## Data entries
— START —

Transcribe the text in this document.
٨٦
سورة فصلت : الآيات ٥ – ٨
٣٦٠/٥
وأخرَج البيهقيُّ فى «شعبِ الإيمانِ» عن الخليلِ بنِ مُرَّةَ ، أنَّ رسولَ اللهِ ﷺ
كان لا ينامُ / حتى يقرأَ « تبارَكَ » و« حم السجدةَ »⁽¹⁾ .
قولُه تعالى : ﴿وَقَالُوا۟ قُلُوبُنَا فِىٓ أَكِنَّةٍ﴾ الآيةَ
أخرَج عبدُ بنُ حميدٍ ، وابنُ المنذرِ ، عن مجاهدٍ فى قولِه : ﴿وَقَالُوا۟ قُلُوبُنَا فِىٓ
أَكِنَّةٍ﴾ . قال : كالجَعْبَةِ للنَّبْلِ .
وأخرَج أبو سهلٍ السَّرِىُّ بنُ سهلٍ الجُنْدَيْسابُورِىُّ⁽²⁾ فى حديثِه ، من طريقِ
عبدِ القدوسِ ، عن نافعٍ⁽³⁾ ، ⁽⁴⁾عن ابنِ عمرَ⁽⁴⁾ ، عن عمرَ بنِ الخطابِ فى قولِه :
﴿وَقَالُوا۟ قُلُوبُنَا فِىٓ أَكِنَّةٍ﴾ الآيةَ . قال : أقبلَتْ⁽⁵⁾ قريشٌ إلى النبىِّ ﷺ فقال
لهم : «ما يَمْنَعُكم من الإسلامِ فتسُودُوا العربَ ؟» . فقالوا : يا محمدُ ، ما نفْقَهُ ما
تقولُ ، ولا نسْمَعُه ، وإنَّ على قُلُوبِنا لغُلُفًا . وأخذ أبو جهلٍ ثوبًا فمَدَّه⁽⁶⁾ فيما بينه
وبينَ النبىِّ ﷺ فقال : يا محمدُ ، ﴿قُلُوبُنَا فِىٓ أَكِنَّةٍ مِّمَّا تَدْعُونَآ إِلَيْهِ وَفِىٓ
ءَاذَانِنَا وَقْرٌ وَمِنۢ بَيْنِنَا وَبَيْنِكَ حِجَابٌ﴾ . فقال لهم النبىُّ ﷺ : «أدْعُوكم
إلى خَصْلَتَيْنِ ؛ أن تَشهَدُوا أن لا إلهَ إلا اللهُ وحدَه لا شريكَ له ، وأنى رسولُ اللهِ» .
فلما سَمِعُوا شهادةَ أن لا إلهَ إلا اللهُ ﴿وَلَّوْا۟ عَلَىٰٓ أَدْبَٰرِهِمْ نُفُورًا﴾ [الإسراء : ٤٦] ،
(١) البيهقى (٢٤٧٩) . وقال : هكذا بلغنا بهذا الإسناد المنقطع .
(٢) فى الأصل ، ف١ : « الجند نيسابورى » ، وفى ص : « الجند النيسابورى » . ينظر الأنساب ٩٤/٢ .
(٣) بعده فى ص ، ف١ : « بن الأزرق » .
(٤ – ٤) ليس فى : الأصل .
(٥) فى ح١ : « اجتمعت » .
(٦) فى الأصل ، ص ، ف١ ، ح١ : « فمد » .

— END —

## THE REQUEST
Return all of the data word for word.

## EXERCISE OUTPUT
Transcribe the text in this document.
٨٦
سورة فصلت : الآيات ٥ – ٨
٣٦٠/٥
وأخرَج البيهقيُّ فى «شعبِ الإيمانِ» عن الخليلِ بنِ مُرَّةَ ، أنَّ رسولَ اللهِ ﷺ
كان لا ينامُ / حتى يقرأَ « تبارَكَ » و« حم السجدةَ »⁽¹⁾ .
قولُه تعالى : ﴿وَقَالُوا۟ قُلُوبُنَا فِىٓ أَكِنَّةٍ﴾ الآيةَ
أخرَج عبدُ بنُ حميدٍ ، وابنُ المنذرِ ، عن مجاهدٍ فى قولِه : ﴿وَقَالُوا۟ قُلُوبُنَا فِىٓ
أَكِنَّةٍ﴾ . قال : كالجَعْبَةِ للنَّبْلِ .
وأخرَج أبو سهلٍ السَّرِىُّ بنُ سهلٍ الجُنْدَيْسابُورِىُّ⁽²⁾ فى حديثِه ، من طريقِ
عبدِ القدوسِ ، عن نافعٍ⁽³⁾ ، ⁽⁴⁾عن ابنِ عمرَ⁽⁴⁾ ، عن عمرَ بنِ الخطابِ فى قولِه :
﴿وَقَالُوا۟ قُلُوبُنَا فِىٓ أَكِنَّةٍ﴾ الآيةَ . قال : أقبلَتْ⁽⁵⁾ قريشٌ إلى النبىِّ ﷺ فقال
لهم : «ما يَمْنَعُكم من الإسلامِ فتسُودُوا العربَ ؟» . فقالوا : يا محمدُ ، ما نفْقَهُ ما
تقولُ ، ولا نسْمَعُه ، وإنَّ على قُلُوبِنا لغُلُفًا . وأخذ أبو جهلٍ ثوبًا فمَدَّه⁽⁶⁾ فيما بينه
وبينَ النبىِّ ﷺ فقال : يا محمدُ ، ﴿قُلُوبُنَا فِىٓ أَكِنَّةٍ مِّمَّا تَدْعُونَآ إِلَيْهِ وَفِىٓ
ءَاذَانِنَا وَقْرٌ وَمِنۢ بَيْنِنَا وَبَيْنِكَ حِجَابٌ﴾ . فقال لهم النبىُّ ﷺ : «أدْعُوكم
إلى خَصْلَتَيْنِ ؛ أن تَشهَدُوا أن لا إلهَ إلا اللهُ وحدَه لا شريكَ له ، وأنى رسولُ اللهِ» .
فلما سَمِعُوا شهادةَ أن لا إلهَ إلا اللهُ ﴿وَلَّوْا۟ عَلَىٰٓ أَدْبَٰرِهِمْ نُفُورًا﴾ [الإسراء : ٤٦] ،
(١) البيهقى (٢٤٧٩) . وقال : هكذا بلغنا بهذا الإسناد المنقطع .
(٢) فى الأصل ، ف١ : « الجند نيسابورى » ، وفى ص : « الجند النيسابورى » . ينظر الأنساب ٩٤/٢ .
(٣) بعده فى ص ، ف١ : « بن الأزرق » .
(٤ – ٤) ليس فى : الأصل .
(٥) فى ح١ : « اجتمعت » .
(٦) فى الأصل ، ص ، ف١ ، ح١ : « فمد » .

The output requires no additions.